- _Given problem_
Repeat the records below exactly, leaving out every picture.
○ ○ ○
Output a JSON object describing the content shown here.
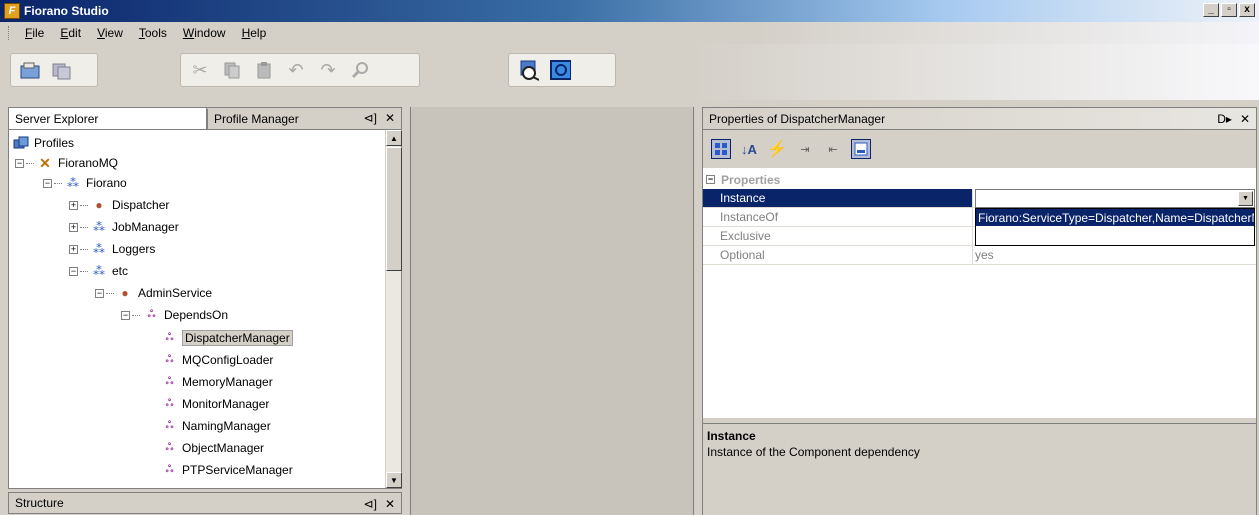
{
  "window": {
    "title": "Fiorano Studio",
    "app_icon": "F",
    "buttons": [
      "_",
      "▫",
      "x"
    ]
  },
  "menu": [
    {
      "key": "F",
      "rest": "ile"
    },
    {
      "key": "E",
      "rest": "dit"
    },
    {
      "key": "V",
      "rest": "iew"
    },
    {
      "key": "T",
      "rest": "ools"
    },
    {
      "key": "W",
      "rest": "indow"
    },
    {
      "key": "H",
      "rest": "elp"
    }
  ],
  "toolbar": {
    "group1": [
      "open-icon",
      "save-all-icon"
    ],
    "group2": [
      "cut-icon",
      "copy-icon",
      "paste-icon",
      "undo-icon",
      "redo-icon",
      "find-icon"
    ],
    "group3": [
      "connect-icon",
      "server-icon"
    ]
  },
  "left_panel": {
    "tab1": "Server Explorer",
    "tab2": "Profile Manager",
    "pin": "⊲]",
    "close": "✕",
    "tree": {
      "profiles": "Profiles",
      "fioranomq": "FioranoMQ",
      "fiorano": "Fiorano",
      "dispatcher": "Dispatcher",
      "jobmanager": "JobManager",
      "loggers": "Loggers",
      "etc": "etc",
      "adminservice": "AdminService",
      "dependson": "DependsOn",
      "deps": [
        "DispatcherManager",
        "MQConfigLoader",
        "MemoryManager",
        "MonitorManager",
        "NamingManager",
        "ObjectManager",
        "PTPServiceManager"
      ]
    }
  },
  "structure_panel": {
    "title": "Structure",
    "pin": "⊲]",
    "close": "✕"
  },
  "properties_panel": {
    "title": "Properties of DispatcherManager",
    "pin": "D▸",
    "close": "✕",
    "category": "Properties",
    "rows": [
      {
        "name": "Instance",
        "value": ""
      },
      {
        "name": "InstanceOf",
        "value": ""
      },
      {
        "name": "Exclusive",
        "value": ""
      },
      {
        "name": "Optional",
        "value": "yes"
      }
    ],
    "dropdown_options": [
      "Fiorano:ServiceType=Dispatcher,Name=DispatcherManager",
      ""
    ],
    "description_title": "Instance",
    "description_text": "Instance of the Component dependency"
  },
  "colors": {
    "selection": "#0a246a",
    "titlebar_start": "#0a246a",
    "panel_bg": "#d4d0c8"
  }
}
○ ○ ○
- _Task solution_
Output a JSON object describing the content shown here.
{
  "window": {
    "title": "Fiorano Studio",
    "app_icon": "F",
    "buttons": [
      "_",
      "▫",
      "x"
    ]
  },
  "menu": [
    {
      "key": "F",
      "rest": "ile"
    },
    {
      "key": "E",
      "rest": "dit"
    },
    {
      "key": "V",
      "rest": "iew"
    },
    {
      "key": "T",
      "rest": "ools"
    },
    {
      "key": "W",
      "rest": "indow"
    },
    {
      "key": "H",
      "rest": "elp"
    }
  ],
  "toolbar": {
    "group1": [
      "open-icon",
      "save-all-icon"
    ],
    "group2": [
      "cut-icon",
      "copy-icon",
      "paste-icon",
      "undo-icon",
      "redo-icon",
      "find-icon"
    ],
    "group3": [
      "connect-icon",
      "server-icon"
    ]
  },
  "left_panel": {
    "tab1": "Server Explorer",
    "tab2": "Profile Manager",
    "pin": "⊲]",
    "close": "✕",
    "tree": {
      "profiles": "Profiles",
      "fioranomq": "FioranoMQ",
      "fiorano": "Fiorano",
      "dispatcher": "Dispatcher",
      "jobmanager": "JobManager",
      "loggers": "Loggers",
      "etc": "etc",
      "adminservice": "AdminService",
      "dependson": "DependsOn",
      "deps": [
        "DispatcherManager",
        "MQConfigLoader",
        "MemoryManager",
        "MonitorManager",
        "NamingManager",
        "ObjectManager",
        "PTPServiceManager"
      ]
    }
  },
  "structure_panel": {
    "title": "Structure",
    "pin": "⊲]",
    "close": "✕"
  },
  "properties_panel": {
    "title": "Properties of DispatcherManager",
    "pin": "D▸",
    "close": "✕",
    "category": "Properties",
    "rows": [
      {
        "name": "Instance",
        "value": ""
      },
      {
        "name": "InstanceOf",
        "value": ""
      },
      {
        "name": "Exclusive",
        "value": ""
      },
      {
        "name": "Optional",
        "value": "yes"
      }
    ],
    "dropdown_options": [
      "Fiorano:ServiceType=Dispatcher,Name=DispatcherManager",
      ""
    ],
    "description_title": "Instance",
    "description_text": "Instance of the Component dependency"
  },
  "colors": {
    "selection": "#0a246a",
    "titlebar_start": "#0a246a",
    "panel_bg": "#d4d0c8"
  }
}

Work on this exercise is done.